[Dataset items]

▼▼▼

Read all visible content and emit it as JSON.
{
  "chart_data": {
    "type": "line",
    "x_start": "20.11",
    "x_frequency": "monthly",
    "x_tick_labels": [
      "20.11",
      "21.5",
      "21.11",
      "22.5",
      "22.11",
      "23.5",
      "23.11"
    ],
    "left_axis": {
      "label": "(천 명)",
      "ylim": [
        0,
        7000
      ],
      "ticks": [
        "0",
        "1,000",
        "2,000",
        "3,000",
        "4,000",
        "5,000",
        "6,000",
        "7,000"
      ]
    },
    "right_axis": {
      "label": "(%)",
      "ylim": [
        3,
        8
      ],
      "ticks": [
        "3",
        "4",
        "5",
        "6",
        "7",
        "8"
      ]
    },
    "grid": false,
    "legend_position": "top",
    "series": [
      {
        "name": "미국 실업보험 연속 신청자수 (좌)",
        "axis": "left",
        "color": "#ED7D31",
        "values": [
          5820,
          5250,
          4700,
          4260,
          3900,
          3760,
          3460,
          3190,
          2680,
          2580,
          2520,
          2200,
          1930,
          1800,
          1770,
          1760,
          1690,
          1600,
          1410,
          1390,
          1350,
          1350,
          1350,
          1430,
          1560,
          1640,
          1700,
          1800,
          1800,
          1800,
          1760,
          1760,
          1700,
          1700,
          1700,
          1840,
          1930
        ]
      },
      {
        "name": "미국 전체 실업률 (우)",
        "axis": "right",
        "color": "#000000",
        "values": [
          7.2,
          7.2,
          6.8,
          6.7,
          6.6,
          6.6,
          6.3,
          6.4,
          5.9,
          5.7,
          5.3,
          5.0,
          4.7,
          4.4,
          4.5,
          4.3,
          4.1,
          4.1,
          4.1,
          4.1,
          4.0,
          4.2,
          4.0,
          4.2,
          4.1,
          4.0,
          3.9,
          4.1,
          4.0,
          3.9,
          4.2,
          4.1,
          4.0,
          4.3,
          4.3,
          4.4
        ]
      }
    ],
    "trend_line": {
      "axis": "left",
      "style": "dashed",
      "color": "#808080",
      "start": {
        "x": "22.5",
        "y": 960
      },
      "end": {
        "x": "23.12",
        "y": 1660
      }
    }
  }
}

▲▲▲

### Exercise details
Your task is to retype all of the records exactly.

### Task response
Read all visible content and emit it as JSON.
{
  "chart_data": {
    "type": "line",
    "x_start": "20.11",
    "x_frequency": "monthly",
    "x_tick_labels": [
      "20.11",
      "21.5",
      "21.11",
      "22.5",
      "22.11",
      "23.5",
      "23.11"
    ],
    "left_axis": {
      "label": "(천 명)",
      "ylim": [
        0,
        7000
      ],
      "ticks": [
        "0",
        "1,000",
        "2,000",
        "3,000",
        "4,000",
        "5,000",
        "6,000",
        "7,000"
      ]
    },
    "right_axis": {
      "label": "(%)",
      "ylim": [
        3,
        8
      ],
      "ticks": [
        "3",
        "4",
        "5",
        "6",
        "7",
        "8"
      ]
    },
    "grid": false,
    "legend_position": "top",
    "series": [
      {
        "name": "미국 실업보험 연속 신청자수 (좌)",
        "axis": "left",
        "color": "#ED7D31",
        "values": [
          5820,
          5250,
          4700,
          4260,
          3900,
          3760,
          3460,
          3190,
          2680,
          2580,
          2520,
          2200,
          1930,
          1800,
          1770,
          1760,
          1690,
          1600,
          1410,
          1390,
          1350,
          1350,
          1350,
          1430,
          1560,
          1640,
          1700,
          1800,
          1800,
          1800,
          1760,
          1760,
          1700,
          1700,
          1700,
          1840,
          1930
        ]
      },
      {
        "name": "미국 전체 실업률 (우)",
        "axis": "right",
        "color": "#000000",
        "values": [
          7.2,
          7.2,
          6.8,
          6.7,
          6.6,
          6.6,
          6.3,
          6.4,
          5.9,
          5.7,
          5.3,
          5.0,
          4.7,
          4.4,
          4.5,
          4.3,
          4.1,
          4.1,
          4.1,
          4.1,
          4.0,
          4.2,
          4.0,
          4.2,
          4.1,
          4.0,
          3.9,
          4.1,
          4.0,
          3.9,
          4.2,
          4.1,
          4.0,
          4.3,
          4.3,
          4.4
        ]
      }
    ],
    "trend_line": {
      "axis": "left",
      "style": "dashed",
      "color": "#808080",
      "start": {
        "x": "22.5",
        "y": 960
      },
      "end": {
        "x": "23.12",
        "y": 1660
      }
    }
  }
}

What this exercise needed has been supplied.